# start of Extracted entries
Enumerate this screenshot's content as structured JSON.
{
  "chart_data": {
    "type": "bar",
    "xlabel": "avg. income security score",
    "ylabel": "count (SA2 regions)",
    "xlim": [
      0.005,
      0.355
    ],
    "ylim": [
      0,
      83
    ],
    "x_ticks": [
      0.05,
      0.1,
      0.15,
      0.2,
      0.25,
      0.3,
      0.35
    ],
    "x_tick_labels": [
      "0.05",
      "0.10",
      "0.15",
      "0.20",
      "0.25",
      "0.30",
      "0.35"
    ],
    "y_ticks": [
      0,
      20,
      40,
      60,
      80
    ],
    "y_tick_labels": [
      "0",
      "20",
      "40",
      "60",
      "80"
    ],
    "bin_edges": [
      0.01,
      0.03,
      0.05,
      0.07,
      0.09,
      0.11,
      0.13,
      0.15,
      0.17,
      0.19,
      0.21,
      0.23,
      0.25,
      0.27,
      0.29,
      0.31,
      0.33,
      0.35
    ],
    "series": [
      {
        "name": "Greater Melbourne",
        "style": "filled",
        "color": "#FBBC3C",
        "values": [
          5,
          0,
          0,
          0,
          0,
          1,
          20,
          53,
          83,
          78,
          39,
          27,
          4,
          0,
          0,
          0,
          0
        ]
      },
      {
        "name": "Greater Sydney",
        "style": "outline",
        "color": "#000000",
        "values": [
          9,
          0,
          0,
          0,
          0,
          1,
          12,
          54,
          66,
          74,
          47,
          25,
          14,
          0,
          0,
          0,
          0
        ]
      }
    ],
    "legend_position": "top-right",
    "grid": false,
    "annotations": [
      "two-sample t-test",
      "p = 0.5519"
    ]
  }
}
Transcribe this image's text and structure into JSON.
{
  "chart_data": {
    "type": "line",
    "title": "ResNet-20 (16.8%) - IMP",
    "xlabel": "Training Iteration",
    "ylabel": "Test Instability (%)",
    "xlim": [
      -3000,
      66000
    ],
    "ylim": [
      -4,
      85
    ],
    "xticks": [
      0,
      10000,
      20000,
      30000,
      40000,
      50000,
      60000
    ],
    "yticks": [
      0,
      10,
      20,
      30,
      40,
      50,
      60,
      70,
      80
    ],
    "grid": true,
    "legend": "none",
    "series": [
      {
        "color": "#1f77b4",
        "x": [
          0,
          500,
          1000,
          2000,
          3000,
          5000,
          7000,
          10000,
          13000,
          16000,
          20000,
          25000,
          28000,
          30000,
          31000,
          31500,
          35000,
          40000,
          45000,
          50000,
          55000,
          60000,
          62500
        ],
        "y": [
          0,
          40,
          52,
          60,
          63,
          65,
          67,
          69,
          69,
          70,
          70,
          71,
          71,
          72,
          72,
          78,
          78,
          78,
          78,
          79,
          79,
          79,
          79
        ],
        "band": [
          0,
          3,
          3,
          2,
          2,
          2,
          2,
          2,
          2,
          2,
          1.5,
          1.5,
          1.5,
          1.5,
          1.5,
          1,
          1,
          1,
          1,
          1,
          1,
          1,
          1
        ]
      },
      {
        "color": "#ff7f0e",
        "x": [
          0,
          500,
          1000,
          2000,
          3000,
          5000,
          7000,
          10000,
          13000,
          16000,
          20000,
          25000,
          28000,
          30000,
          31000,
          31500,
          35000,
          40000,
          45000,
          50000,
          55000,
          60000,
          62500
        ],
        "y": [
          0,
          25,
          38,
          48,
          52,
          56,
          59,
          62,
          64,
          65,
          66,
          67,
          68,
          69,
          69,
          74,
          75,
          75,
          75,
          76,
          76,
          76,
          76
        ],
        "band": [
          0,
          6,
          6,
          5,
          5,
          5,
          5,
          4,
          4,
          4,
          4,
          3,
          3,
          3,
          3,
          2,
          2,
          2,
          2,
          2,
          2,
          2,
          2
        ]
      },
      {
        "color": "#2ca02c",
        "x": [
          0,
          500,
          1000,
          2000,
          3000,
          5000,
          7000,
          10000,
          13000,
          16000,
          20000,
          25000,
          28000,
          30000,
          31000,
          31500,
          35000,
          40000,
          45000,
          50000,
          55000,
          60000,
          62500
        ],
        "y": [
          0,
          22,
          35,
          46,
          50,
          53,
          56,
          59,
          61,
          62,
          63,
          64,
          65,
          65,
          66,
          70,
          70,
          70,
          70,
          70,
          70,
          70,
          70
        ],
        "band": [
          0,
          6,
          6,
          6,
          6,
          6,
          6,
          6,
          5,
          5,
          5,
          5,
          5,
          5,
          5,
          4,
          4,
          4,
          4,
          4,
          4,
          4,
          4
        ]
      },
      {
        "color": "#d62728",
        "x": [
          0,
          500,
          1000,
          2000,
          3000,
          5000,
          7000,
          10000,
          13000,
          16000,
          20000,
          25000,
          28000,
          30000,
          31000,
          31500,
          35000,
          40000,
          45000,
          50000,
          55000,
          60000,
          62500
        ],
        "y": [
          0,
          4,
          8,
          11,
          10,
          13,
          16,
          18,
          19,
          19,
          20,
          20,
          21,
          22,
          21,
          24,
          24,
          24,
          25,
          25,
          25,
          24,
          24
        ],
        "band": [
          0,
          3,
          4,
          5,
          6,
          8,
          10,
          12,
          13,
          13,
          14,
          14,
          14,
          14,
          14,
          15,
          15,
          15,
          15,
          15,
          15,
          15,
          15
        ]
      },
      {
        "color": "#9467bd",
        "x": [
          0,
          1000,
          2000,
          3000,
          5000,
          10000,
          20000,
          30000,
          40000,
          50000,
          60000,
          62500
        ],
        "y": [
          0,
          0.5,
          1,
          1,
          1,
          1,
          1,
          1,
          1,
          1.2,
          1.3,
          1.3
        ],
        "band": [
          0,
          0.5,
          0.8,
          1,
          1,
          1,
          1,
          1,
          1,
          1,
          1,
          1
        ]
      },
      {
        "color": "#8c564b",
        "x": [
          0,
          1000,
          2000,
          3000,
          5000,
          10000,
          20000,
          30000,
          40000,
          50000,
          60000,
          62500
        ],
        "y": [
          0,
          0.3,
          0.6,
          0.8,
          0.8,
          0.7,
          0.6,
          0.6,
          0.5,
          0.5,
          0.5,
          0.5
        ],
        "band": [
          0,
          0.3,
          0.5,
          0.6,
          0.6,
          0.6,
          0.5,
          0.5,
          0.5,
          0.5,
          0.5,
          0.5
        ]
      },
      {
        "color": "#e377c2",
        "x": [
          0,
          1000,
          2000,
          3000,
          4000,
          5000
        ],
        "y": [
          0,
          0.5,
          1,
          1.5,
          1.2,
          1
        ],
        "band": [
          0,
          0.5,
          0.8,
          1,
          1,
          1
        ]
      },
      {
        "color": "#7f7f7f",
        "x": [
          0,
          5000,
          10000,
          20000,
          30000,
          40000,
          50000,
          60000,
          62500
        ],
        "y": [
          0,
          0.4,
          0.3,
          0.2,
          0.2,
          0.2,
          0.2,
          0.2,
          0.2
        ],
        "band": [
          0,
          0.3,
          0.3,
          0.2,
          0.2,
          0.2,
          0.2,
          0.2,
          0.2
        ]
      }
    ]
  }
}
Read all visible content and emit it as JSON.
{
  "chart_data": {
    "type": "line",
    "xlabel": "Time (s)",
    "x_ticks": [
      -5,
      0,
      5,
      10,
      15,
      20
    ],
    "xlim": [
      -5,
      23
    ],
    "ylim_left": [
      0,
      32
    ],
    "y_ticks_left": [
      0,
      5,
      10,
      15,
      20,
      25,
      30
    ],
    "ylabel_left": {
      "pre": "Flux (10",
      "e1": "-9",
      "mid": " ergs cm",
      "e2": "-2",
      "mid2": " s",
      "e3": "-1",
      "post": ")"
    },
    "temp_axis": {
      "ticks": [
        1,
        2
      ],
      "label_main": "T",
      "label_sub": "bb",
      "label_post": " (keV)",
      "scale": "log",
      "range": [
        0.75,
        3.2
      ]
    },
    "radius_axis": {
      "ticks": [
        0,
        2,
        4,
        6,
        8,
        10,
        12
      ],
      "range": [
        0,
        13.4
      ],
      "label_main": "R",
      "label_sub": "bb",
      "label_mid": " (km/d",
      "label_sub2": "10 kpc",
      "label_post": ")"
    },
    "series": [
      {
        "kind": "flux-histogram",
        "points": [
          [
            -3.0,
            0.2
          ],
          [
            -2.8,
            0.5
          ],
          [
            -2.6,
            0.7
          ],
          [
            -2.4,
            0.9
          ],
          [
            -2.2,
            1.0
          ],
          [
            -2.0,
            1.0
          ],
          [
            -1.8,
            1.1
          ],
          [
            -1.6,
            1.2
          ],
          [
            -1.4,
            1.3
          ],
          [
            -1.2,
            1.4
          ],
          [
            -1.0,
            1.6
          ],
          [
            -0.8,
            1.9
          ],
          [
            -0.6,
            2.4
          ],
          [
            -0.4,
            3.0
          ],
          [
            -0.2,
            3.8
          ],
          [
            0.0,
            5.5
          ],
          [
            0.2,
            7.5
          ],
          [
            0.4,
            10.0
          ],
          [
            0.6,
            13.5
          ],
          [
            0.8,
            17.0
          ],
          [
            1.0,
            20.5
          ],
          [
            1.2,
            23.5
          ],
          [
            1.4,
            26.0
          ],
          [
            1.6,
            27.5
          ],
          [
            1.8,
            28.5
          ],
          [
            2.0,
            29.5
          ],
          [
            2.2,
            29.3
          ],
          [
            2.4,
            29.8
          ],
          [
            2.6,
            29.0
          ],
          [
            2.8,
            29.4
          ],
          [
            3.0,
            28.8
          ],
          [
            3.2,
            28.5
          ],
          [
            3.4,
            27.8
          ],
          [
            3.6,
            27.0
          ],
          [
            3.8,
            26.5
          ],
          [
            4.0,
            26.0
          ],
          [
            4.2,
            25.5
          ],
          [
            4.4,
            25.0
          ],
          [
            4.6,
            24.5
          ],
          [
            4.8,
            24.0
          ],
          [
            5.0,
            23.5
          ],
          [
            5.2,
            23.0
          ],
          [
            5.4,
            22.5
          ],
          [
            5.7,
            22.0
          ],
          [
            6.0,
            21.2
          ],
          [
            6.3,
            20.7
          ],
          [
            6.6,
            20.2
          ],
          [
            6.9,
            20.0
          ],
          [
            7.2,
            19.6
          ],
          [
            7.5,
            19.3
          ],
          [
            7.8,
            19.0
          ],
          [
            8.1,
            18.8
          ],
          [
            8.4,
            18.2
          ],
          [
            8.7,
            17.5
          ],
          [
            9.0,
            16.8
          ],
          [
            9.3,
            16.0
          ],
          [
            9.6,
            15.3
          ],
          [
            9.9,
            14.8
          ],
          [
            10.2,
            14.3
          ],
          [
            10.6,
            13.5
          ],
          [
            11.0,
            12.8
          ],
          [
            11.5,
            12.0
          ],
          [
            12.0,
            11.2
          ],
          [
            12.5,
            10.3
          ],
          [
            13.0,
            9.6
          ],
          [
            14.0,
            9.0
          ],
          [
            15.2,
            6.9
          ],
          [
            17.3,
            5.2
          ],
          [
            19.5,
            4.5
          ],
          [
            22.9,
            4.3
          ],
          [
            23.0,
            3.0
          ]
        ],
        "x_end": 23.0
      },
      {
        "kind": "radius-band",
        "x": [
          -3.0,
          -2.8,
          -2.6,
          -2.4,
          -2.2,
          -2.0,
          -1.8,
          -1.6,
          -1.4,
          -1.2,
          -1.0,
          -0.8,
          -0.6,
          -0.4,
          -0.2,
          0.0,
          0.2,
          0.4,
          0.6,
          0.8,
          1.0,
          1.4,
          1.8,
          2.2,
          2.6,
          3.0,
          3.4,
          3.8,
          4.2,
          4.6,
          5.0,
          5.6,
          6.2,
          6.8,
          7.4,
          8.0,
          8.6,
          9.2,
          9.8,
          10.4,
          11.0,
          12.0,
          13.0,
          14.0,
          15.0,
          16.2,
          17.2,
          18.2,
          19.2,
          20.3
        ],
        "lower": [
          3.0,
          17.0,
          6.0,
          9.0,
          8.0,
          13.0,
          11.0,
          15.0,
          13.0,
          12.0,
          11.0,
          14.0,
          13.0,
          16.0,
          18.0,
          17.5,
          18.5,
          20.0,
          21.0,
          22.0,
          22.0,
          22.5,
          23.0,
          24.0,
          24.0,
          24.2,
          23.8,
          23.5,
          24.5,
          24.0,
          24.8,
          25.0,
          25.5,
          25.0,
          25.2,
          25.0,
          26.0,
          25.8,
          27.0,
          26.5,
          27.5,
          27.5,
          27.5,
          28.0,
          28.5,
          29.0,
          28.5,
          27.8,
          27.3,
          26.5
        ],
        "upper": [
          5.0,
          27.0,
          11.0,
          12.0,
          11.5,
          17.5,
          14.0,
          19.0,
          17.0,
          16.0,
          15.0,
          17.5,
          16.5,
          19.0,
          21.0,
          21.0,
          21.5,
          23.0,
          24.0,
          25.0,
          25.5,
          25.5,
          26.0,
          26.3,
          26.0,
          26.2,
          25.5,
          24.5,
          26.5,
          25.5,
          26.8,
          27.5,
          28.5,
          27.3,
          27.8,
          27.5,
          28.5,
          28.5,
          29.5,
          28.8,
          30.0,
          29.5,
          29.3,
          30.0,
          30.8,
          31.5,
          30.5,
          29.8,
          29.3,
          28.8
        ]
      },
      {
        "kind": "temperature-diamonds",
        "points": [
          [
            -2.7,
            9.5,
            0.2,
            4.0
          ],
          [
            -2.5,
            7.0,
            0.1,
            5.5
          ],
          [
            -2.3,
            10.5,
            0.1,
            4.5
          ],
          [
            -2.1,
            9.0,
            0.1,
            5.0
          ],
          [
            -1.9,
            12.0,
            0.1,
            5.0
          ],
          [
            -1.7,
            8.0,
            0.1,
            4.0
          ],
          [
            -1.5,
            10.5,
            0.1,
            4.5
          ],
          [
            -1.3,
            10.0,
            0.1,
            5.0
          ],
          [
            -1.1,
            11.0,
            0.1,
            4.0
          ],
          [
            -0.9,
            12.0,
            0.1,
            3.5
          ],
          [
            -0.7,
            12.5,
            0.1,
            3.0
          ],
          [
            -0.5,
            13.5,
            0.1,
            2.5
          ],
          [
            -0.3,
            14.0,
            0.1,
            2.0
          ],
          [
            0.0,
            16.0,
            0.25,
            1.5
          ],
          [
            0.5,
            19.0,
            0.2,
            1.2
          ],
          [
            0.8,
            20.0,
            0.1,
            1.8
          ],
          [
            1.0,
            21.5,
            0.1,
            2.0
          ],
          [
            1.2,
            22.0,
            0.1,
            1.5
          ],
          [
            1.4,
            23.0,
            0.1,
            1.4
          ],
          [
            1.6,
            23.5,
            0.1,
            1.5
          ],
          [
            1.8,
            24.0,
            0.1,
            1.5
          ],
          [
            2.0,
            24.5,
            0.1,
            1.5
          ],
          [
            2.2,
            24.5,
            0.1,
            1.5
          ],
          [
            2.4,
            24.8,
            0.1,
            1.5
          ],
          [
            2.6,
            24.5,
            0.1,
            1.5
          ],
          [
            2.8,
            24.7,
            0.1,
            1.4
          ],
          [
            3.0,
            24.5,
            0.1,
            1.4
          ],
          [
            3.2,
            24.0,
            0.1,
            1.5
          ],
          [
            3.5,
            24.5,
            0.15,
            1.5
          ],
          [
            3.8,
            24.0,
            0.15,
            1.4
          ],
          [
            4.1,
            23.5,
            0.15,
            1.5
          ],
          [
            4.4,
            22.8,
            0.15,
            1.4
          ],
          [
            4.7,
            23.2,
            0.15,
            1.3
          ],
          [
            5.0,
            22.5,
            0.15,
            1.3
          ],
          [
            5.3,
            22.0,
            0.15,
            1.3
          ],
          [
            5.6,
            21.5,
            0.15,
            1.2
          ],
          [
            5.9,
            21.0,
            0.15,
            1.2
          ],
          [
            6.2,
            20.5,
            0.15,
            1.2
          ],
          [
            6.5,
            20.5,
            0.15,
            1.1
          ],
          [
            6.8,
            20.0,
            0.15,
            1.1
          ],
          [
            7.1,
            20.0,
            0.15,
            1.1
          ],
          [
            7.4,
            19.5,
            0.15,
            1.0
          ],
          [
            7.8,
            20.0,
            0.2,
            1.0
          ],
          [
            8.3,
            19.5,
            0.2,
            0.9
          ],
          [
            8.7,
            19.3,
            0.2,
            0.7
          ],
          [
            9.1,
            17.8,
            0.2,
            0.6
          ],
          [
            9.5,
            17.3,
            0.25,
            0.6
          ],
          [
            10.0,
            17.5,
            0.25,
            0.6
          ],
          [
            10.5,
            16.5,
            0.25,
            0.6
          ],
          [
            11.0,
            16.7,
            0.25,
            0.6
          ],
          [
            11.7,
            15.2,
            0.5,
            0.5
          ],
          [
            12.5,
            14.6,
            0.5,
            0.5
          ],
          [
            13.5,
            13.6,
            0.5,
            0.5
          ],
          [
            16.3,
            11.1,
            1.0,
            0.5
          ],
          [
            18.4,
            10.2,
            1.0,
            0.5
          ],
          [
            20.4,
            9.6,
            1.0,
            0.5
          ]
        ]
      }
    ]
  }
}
# end of Extracted entries
(Task instructions):
State, as a bare number, how many lines of the listing hold the word "xlabel".

(Correct response):
3